**YOUR INSTRUCTIONS:** Scan the data beneath this task and copy each line that includes "FROM".
START RECORDS SHOWN
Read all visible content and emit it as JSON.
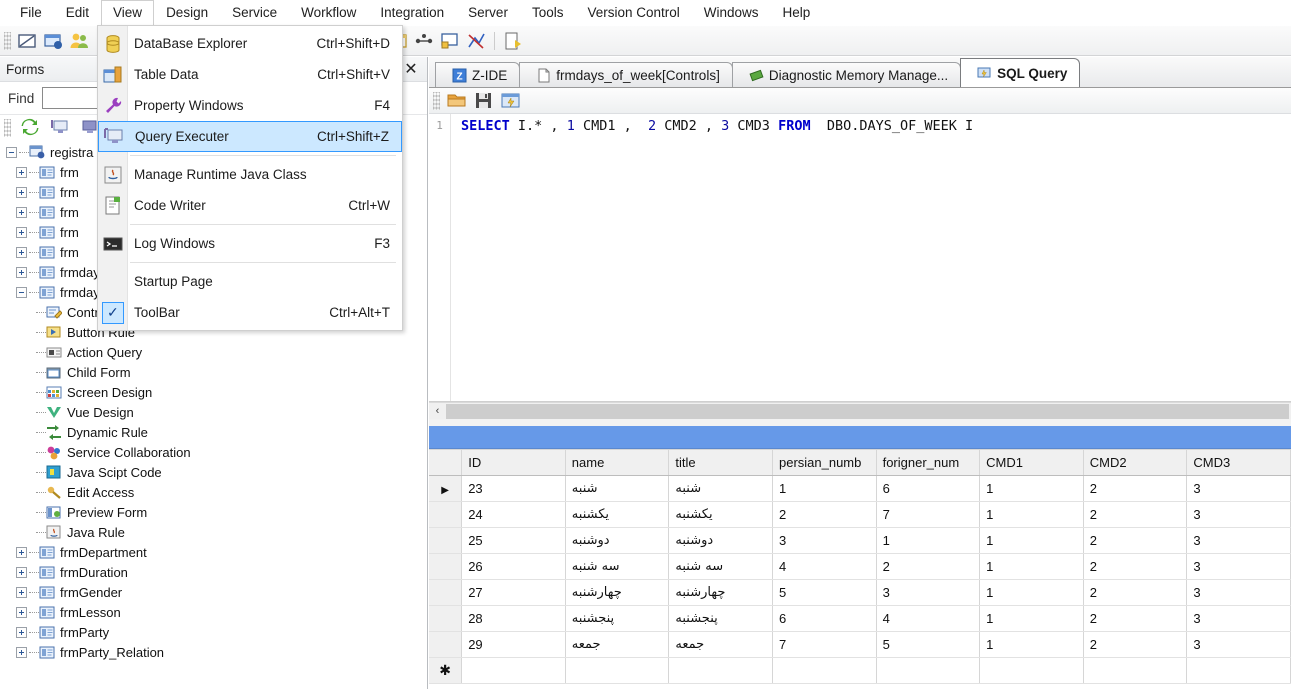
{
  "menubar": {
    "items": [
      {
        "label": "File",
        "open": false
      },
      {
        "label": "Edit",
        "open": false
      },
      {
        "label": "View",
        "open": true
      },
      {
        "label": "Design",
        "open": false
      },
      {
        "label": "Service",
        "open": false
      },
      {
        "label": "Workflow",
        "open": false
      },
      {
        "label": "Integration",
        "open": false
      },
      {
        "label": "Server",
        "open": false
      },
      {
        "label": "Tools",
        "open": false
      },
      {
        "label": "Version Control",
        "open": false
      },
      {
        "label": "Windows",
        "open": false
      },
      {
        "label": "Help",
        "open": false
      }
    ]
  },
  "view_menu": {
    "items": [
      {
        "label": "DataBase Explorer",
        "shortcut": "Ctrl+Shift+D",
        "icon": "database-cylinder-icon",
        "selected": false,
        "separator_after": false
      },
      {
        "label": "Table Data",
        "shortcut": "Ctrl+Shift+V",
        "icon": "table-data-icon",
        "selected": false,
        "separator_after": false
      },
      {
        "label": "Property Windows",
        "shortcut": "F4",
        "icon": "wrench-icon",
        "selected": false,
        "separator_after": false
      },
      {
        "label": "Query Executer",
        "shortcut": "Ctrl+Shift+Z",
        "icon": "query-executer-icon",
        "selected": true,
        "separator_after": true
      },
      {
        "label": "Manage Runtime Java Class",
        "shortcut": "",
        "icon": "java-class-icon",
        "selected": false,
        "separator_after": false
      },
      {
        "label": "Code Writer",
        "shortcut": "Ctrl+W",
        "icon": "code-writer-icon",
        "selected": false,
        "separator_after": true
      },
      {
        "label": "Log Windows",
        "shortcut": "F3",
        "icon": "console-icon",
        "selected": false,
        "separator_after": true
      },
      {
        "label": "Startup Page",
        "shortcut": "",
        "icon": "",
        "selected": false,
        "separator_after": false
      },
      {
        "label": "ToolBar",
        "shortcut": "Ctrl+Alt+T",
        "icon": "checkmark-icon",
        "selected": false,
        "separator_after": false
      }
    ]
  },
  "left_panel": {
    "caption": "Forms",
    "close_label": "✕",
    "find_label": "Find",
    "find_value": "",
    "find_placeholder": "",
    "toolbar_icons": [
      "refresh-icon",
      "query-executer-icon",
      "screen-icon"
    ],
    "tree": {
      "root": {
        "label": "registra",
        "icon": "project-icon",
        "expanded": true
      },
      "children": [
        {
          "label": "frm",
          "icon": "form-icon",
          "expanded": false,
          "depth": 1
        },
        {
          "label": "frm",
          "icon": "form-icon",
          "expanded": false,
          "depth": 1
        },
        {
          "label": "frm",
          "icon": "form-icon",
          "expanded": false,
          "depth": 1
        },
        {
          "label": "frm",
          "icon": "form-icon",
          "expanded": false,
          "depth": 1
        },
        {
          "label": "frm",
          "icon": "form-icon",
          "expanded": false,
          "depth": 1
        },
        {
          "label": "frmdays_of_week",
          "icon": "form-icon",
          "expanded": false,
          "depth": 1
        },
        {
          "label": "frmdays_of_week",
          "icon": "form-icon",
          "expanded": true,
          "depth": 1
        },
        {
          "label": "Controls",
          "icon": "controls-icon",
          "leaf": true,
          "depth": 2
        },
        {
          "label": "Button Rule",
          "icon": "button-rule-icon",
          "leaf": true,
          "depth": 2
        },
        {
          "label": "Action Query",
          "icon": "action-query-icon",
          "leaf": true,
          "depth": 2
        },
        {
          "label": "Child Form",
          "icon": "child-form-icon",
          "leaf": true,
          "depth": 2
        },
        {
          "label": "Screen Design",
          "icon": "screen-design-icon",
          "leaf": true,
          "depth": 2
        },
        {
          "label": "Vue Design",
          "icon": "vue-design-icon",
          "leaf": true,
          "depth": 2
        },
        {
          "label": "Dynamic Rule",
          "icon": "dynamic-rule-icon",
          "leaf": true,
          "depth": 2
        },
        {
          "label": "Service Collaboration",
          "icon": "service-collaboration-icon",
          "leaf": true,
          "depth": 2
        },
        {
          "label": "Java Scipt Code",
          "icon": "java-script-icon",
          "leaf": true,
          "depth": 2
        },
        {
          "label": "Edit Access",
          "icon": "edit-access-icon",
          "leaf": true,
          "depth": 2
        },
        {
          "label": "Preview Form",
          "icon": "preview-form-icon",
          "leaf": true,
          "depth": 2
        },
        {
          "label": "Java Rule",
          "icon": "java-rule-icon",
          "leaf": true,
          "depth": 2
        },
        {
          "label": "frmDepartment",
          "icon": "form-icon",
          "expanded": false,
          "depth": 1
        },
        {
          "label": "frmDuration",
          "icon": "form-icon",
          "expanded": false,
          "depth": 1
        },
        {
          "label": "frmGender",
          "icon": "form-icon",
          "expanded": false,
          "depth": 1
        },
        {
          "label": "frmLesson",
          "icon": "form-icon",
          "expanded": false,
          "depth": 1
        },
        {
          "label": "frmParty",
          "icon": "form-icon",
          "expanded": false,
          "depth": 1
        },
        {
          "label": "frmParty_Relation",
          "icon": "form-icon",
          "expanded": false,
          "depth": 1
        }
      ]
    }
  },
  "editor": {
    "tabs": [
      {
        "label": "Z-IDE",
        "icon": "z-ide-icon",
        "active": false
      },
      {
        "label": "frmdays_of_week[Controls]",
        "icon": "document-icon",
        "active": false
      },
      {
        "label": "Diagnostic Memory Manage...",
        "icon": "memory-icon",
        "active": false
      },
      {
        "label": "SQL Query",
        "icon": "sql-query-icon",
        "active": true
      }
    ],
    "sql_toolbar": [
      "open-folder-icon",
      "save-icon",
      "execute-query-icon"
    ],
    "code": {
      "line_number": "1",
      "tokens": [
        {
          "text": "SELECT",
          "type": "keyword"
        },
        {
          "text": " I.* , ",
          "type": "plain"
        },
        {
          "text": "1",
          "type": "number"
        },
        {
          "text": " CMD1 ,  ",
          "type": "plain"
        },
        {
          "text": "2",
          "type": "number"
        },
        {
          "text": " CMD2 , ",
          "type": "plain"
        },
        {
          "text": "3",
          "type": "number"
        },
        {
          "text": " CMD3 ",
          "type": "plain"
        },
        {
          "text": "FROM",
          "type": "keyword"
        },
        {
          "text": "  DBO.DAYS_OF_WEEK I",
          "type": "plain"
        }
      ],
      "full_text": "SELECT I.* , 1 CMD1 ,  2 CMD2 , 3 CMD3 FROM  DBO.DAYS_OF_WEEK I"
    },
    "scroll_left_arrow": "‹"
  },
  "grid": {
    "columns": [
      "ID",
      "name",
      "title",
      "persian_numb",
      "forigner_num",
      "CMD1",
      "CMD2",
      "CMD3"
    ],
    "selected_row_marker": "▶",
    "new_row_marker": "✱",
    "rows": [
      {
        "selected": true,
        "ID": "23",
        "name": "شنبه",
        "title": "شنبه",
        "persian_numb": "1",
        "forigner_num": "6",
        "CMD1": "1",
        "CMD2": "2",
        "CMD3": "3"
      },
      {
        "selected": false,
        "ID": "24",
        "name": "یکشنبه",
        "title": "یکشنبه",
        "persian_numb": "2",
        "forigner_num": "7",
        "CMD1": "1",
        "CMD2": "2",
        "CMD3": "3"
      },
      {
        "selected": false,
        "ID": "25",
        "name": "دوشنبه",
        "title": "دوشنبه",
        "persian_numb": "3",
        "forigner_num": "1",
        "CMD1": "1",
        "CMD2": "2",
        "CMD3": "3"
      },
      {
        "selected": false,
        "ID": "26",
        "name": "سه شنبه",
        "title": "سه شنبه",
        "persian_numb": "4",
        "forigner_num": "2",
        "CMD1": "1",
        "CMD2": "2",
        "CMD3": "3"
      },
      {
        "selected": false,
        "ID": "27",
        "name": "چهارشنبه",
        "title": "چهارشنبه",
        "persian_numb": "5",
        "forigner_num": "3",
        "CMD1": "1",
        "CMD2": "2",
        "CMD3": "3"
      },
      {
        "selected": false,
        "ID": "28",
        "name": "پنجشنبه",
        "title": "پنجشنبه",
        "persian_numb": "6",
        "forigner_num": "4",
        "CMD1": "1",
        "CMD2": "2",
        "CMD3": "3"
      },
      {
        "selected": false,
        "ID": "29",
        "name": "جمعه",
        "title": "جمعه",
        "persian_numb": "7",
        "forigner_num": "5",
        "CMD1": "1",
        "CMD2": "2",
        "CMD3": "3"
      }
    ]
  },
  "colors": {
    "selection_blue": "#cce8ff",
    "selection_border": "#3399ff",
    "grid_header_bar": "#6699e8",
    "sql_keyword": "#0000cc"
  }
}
END RECORDS SHOWN
**EXERCISE OUTPUT:**
          "text": "FROM",
      "full_text": "SELECT I.* , 1 CMD1 ,  2 CMD2 , 3 CMD3 FROM  DBO.DAYS_OF_WEEK I"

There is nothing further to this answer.